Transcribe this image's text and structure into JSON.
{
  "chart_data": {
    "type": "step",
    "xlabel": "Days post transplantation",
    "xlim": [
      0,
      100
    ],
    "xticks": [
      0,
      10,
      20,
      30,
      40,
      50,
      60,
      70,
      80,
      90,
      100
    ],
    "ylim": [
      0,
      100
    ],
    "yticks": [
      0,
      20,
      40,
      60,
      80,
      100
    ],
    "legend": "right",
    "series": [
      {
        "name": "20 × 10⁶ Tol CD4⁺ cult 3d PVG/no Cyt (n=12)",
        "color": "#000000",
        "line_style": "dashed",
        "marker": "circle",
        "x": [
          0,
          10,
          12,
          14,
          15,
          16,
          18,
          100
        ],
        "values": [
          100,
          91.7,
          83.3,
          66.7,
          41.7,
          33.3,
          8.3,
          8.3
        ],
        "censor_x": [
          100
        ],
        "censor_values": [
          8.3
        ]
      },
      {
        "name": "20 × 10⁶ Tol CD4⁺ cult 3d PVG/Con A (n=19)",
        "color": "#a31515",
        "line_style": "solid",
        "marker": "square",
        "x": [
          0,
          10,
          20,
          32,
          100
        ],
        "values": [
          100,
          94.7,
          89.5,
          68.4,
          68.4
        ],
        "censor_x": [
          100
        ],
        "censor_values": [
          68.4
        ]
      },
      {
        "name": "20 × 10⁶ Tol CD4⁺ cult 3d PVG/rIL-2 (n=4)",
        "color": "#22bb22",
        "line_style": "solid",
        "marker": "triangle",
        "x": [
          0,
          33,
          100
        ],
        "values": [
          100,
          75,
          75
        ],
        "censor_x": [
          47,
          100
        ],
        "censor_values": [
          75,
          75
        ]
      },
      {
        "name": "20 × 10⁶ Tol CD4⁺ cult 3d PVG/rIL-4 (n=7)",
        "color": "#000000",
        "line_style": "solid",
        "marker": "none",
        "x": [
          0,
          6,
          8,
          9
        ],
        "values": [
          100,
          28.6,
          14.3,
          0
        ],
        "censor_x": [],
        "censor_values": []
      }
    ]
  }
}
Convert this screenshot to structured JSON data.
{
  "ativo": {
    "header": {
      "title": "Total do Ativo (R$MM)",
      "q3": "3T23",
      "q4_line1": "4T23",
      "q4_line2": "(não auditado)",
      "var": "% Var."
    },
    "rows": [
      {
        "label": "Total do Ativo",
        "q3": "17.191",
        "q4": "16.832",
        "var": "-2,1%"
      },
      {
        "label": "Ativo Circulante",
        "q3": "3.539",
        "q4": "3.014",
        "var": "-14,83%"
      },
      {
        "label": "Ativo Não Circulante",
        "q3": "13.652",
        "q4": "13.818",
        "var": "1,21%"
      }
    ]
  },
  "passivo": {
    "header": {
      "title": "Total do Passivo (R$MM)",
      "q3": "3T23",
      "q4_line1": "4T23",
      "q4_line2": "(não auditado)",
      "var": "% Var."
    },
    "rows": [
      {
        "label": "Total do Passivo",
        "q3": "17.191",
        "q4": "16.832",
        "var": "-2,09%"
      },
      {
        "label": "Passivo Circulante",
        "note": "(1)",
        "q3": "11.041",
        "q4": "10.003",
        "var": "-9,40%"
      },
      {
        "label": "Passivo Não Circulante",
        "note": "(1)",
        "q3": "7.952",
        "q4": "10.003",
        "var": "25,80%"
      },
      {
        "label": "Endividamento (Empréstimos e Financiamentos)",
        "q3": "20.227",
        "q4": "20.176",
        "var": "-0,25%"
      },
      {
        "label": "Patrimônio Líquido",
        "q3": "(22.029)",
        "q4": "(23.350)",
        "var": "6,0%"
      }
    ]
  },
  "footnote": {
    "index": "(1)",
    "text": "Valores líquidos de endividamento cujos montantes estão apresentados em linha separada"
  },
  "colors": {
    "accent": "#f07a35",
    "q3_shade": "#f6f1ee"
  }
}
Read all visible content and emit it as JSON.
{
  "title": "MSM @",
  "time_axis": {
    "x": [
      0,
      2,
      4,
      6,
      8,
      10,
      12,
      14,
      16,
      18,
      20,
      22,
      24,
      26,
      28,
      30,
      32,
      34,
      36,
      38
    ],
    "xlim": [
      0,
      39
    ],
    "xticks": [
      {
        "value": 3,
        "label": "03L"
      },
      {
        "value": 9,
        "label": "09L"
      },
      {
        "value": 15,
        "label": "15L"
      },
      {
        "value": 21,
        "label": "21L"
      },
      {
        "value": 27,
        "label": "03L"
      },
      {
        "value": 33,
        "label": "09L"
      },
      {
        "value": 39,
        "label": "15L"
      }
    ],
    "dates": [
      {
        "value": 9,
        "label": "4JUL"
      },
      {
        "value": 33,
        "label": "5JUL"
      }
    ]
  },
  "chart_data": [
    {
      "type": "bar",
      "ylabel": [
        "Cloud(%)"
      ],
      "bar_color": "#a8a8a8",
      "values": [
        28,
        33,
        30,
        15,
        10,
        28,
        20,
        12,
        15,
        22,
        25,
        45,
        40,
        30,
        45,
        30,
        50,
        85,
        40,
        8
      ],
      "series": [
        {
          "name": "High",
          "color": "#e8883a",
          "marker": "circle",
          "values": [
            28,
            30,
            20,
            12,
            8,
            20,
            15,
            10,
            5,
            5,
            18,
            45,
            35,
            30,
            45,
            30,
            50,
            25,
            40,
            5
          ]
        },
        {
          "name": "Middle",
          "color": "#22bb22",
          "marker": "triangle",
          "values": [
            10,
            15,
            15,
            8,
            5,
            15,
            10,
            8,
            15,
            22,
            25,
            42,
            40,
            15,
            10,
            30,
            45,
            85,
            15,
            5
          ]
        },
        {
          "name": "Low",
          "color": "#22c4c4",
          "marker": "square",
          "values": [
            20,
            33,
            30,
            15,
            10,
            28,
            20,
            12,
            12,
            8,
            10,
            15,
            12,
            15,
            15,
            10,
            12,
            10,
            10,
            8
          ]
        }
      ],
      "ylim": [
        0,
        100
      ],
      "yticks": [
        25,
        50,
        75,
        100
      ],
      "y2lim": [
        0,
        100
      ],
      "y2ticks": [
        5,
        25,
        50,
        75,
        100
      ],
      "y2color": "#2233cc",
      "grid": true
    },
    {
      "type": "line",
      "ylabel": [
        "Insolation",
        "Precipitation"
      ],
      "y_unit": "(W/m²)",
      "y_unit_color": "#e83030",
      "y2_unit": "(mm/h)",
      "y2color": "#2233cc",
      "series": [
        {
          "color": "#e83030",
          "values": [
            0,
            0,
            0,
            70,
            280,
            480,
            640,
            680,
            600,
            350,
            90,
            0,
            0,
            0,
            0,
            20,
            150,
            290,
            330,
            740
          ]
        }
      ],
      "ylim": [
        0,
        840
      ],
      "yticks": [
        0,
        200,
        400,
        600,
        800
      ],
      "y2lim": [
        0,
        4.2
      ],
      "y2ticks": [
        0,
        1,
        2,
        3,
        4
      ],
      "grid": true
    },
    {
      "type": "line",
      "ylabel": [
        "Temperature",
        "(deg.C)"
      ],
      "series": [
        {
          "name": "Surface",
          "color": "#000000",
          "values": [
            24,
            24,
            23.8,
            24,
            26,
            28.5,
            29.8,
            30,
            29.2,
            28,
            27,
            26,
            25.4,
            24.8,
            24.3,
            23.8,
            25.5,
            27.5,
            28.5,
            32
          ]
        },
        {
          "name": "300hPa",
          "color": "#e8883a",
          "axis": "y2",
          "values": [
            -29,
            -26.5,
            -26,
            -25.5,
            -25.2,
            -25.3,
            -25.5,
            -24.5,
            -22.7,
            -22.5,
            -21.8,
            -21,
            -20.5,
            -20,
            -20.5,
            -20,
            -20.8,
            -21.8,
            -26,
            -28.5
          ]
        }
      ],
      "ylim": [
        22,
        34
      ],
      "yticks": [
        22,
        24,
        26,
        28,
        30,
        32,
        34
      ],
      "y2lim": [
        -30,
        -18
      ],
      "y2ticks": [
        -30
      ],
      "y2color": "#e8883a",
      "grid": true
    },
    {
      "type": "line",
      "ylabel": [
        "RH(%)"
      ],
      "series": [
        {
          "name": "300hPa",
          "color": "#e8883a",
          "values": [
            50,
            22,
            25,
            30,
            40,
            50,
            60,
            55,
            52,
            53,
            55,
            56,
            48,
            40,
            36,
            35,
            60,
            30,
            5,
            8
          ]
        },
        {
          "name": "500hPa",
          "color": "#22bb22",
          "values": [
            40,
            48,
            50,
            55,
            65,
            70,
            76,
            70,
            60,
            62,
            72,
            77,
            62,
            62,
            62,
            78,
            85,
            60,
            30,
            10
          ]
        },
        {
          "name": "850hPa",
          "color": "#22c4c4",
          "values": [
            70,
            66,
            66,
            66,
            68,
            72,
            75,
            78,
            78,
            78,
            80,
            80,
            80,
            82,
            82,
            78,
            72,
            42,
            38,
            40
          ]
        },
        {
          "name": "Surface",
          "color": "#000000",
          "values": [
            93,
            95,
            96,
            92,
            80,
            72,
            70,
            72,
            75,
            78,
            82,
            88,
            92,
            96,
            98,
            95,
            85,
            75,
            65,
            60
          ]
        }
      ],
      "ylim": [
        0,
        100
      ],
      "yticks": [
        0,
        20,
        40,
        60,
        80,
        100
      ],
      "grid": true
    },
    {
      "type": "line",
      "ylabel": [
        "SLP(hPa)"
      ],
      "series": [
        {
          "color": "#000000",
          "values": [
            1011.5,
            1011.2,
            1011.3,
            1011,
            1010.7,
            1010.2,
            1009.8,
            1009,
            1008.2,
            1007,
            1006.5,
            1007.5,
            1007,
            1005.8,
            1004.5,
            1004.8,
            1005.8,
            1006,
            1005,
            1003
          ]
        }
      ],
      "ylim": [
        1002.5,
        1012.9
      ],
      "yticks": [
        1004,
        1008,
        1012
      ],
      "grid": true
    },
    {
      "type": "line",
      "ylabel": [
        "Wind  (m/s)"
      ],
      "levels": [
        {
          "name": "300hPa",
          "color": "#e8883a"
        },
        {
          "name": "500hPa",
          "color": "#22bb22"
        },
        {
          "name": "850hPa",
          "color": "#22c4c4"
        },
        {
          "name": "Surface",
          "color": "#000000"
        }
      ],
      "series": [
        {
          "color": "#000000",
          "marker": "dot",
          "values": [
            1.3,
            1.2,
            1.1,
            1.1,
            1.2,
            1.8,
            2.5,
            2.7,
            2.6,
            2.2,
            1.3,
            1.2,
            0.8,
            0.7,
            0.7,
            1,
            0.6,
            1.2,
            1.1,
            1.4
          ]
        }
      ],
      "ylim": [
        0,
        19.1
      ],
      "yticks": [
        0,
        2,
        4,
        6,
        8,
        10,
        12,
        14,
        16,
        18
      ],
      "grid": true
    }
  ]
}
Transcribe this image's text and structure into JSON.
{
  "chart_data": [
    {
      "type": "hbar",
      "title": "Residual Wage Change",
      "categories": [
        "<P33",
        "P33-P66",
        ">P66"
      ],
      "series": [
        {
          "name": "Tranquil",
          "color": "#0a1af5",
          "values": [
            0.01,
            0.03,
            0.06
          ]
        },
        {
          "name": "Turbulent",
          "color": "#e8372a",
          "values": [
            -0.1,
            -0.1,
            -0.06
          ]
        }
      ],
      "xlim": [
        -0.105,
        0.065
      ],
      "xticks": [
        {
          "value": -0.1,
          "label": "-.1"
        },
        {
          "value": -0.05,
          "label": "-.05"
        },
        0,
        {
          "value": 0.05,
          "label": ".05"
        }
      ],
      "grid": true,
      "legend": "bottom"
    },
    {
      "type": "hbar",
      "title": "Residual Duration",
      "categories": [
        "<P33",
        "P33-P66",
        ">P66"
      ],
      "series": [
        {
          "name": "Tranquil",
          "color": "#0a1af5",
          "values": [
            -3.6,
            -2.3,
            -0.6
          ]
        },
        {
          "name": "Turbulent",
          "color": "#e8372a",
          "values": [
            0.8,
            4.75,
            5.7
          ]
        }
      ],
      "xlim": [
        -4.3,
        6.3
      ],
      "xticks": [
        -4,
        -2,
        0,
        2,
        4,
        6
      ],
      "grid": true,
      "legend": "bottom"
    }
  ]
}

EXERCISE GOAL:
Show every line in the entries where the string "JSON" occurs.

RESULT OF THIS TASK:
Transcribe this image's text and structure into JSON.
Convert this screenshot to structured JSON data.
Read all visible content and emit it as JSON.
Transcribe this image's text and structure into JSON.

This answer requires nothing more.